(EXTRAIT DE LA PAGE)
§
Cette méthode est une “arithmétique des plaisirs”. C’est la base de la morale, pour l’individu en particulier ; et c’est la base de la législation pour la société. Cette pesée des plaisirs et des peines permet de mesurer la valeur morale d’un acte ou d’une loi. Il reste alors à trouver une échelle de mesure pour pouvoir effectuer cette pesée. L'utilitarisme naît en Angleterre “en étroite liaison avec l’économie politique” (Bréhier) : c’est donc l’argent qui va servir d’échelle de mesure.
Le thermomètre est l’instrument qui mesure la chaleur, le baromètre, la pression de l’air. Ceux que ne satisfait pas l’exactitude de ces instruments devront en trouver d’autres plus exacts ou dire adieu à la philosophie naturelle [la physique]. L’argent est l’instrument qui mesure la quantité de peine et de plaisir. Ceux que ne satisfait pas l’exactitude de cet instrument devront en trouver d’autres plus exacts ou dire adieu à la politique et à la morale. Jeremy Bentham, cité in Élie Halévy, La formation du radicalisme philosophique.
L’argent est effectivement ce qui semble le plus équitable. Aristote le montrait déjà avec l’exemple du cordonnier pour qui l’architecte construisait une maison. La valeur d’une maison n’équivaut pas à la valeur d’une paire de chaussures : c’est donc l’argent qui servira d’équivalent pour que chacun y trouve son compte de façon équitable.
La monnaie donc constitue une sorte d’étalon qui rend les choses commensurables et les met à égalité. Sans échange en effet, il n’y aurait pas d’association, ni d’échange sans égalisation, ni d'égalisation sans mesure commune. Aristote, Éthique à Nicomaque.
L’utilitarisme, avec son principe d’utilité qui vise le plus grand bonheur pour le plus grand nombre, avec son arithmétique des plaisirs si séduisante, avec enfin son étalon monétaire équitable, semble très convaincant. Il conjugue la composante morale avec la prise en compte de la norme du bien et du mal ; avec l'attention portée aux conséquences des actes. C’est la philosophie dominante de notre monde (Godin) : le bonheur est la valeur phare, et ceux qui gouvernent considèrent que ce bonheur de la majorité n’a pas de prix, surtout lorsqu’ils sont candidats à des élections. Le bonheur a cependant un coût. Le quinquagénaire, qui veut sa Rolex pour éprouver le sentiment d’avoir réussi sa vie, trouvera assurément son bonheur si son patrimoine lui permet cette acquisition. Mais ce bonheur se fonde-t-il encore sur du rationnel ? Enfin, une société qui poursuit le bonheur de la majorité est sans doute louable, mais n’y a-t-il pas un risque qu’une minorité soit laissée pour compte dans cette recherche du bonheur, pour de multiples raisons. Sauver une entreprise de la faillite et de la fermeture va souvent passer par un plan social. La société économique y trouvera son intérêt, certains salariés y subiront un licenciement. Une minorité telle que les personnes atteintes d’un handicap pourront-elles trouver leur bonheur dans un simple calcul arithmétique des plaisirs et des peines, ayant pour but le bonheur du plus grand nombre ?
En bref/L’essentiel
Aristote :
Les éthiques comme celle d’Aristote, qui visent l’atteinte du bonheur, le “souverain bien”, par une vie morale réglée par la vertu, sont dites eudémonistes ;
A chaque type de vie correspond un bonheur : la vie de jouissance et les plaisirs corporels ; la vie active et les honneurs et la gloire ; la vie contemplative avec le bonheur suprême atteint par la raison et la sagesse.
Bentham :
L’utilitarisme est une éthique eudémoniste - qui vise le plus grand bonheur du plus grand nombre -, et conséquentialiste - qui mesure la valeur des actes par leurs résultats et leurs conséquences ;
Bentham a pour méthode une arithmétique des plaisirs : il additionne les plaisirs et les peines, la somme indique la bonne ou la mauvaise tendance de l’acte visant le bonheur.
Patrick Moulin, MardiPhilo, août 2024.
§
(VOTRE OBJECTIF) Recopiez à l'identique le passage du texte sur l'utilitarisme qui va de « En bref/L’essentiel » jusqu'à « visant le bonheur. ».

(DONNÉES À ANALYSER)
§
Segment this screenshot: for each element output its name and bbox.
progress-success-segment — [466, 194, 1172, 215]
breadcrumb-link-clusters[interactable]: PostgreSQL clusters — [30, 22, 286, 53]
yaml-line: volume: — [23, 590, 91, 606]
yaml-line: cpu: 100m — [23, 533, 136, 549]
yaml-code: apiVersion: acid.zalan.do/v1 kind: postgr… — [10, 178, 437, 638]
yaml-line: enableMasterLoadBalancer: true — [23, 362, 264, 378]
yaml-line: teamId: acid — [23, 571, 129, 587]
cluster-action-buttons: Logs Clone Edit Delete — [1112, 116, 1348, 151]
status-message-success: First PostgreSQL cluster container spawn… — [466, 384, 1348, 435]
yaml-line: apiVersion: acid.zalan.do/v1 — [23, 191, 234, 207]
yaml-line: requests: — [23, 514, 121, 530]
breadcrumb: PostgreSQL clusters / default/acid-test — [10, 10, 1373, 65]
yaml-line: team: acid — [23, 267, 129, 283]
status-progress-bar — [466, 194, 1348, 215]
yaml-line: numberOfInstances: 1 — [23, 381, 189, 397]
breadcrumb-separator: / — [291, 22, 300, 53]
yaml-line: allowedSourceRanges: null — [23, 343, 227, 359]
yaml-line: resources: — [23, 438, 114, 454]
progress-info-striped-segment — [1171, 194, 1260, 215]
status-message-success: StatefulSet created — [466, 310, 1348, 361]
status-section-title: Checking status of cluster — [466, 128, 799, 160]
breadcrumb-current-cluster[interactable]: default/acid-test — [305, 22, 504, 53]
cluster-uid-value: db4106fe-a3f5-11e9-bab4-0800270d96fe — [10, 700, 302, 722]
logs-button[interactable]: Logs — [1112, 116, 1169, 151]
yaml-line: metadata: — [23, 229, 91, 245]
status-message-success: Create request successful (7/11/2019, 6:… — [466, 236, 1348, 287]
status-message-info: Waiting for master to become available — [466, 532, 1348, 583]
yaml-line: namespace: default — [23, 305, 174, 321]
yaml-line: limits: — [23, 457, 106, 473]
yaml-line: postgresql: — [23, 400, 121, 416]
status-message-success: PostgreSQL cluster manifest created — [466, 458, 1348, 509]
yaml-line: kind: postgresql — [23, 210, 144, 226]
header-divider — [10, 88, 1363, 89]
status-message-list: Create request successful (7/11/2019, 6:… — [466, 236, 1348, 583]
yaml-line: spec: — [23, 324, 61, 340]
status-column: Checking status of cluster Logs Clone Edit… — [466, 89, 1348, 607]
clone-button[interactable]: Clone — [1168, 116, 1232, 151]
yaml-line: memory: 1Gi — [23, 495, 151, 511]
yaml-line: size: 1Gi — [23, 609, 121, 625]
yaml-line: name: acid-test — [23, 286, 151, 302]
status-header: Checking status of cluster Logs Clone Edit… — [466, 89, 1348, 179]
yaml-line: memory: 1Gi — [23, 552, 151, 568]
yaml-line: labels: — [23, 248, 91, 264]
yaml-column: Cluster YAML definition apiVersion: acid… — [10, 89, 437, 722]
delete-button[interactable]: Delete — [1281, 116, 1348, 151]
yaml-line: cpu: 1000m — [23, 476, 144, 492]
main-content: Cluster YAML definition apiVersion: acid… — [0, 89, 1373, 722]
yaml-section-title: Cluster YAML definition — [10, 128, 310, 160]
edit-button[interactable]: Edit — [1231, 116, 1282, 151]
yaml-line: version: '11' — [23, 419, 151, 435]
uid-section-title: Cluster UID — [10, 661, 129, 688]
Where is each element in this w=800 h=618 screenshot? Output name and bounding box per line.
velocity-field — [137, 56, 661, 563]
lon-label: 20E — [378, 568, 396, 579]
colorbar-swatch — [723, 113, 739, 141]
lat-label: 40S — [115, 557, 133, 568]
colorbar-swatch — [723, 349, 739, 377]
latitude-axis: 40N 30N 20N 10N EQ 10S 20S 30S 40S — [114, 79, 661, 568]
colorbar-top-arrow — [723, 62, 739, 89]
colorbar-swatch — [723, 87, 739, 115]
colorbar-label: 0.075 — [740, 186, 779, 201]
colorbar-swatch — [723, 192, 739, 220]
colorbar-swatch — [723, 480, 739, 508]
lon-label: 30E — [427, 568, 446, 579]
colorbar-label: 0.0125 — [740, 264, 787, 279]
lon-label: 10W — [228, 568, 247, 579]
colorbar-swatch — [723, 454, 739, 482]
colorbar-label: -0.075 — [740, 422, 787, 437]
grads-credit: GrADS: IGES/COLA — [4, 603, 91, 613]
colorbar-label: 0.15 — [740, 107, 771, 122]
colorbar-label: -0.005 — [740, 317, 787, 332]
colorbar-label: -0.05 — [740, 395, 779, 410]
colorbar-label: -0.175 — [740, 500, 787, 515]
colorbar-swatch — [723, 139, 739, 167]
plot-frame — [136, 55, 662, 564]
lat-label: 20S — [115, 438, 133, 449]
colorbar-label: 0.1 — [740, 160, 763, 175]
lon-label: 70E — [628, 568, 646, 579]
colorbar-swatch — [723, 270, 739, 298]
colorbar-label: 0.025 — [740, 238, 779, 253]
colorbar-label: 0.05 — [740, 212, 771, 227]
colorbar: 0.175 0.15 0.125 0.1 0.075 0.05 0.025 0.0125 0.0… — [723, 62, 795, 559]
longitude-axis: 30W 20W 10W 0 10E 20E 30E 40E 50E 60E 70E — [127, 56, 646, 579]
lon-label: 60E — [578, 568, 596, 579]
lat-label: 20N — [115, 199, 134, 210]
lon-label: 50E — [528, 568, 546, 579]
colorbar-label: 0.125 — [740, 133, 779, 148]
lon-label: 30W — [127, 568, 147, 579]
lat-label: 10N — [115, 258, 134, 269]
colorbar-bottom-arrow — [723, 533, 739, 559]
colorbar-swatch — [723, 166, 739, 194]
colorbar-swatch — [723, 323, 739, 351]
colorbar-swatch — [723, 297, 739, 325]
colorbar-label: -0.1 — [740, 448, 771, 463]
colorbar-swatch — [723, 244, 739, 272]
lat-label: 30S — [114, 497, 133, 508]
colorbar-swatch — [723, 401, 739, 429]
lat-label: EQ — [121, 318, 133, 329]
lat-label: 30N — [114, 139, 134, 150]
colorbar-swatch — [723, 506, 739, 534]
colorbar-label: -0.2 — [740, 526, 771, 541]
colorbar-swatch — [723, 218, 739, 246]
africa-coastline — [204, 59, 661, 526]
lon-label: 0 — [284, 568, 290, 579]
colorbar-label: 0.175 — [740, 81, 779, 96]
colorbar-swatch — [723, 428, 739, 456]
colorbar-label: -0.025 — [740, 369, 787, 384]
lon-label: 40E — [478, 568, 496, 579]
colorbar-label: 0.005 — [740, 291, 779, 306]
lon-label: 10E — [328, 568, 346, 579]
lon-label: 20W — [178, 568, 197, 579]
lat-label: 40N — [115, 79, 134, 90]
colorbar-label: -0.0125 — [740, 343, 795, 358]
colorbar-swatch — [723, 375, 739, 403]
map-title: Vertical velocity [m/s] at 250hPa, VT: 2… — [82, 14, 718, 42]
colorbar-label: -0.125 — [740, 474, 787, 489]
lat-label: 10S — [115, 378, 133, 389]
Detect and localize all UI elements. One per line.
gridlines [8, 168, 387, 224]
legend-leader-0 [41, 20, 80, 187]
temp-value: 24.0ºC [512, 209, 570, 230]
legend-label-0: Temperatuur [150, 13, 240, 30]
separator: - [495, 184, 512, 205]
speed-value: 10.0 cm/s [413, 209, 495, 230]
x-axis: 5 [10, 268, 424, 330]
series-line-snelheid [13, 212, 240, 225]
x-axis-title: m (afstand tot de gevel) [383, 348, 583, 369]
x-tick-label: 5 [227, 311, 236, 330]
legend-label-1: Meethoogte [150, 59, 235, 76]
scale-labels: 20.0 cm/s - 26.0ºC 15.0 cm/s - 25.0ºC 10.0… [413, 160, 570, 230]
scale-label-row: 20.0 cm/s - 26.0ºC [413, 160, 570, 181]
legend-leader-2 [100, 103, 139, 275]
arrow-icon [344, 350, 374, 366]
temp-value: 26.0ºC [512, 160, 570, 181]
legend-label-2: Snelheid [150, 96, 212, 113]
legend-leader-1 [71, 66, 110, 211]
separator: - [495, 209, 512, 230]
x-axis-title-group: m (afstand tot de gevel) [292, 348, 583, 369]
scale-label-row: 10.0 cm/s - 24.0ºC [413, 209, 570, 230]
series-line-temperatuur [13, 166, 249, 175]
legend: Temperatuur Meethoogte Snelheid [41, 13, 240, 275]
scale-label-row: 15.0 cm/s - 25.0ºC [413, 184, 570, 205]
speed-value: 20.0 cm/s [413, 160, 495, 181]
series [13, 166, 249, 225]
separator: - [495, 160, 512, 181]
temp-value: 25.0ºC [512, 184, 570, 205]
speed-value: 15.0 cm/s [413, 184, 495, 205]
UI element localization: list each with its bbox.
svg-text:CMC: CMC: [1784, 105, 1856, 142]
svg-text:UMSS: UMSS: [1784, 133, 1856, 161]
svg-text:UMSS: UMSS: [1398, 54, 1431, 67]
§
(RÉPONSE À LA CONSIGNE)
En bref/L’essentiel
Aristote :
Les éthiques comme celle d’Aristote, qui visent l’atteinte du bonheur, le “souverain bien”, par une vie morale réglée par la vertu, sont dites eudémonistes ;
A chaque type de vie correspond un bonheur : la vie de jouissance et les plaisirs corporels ; la vie active et les honneurs et la gloire ; la vie contemplative avec le bonheur suprême atteint par la raison et la sagesse.
Bentham :
L’utilitarisme est une éthique eudémoniste - qui vise le plus grand bonheur du plus grand nombre -, et conséquentialiste - qui mesure la valeur des actes par leurs résultats et leurs conséquences ;
Bentham a pour méthode une arithmétique des plaisirs : il additionne les plaisirs et les peines, la somme indique la bonne ou la mauvaise tendance de l’acte visant le bonheur.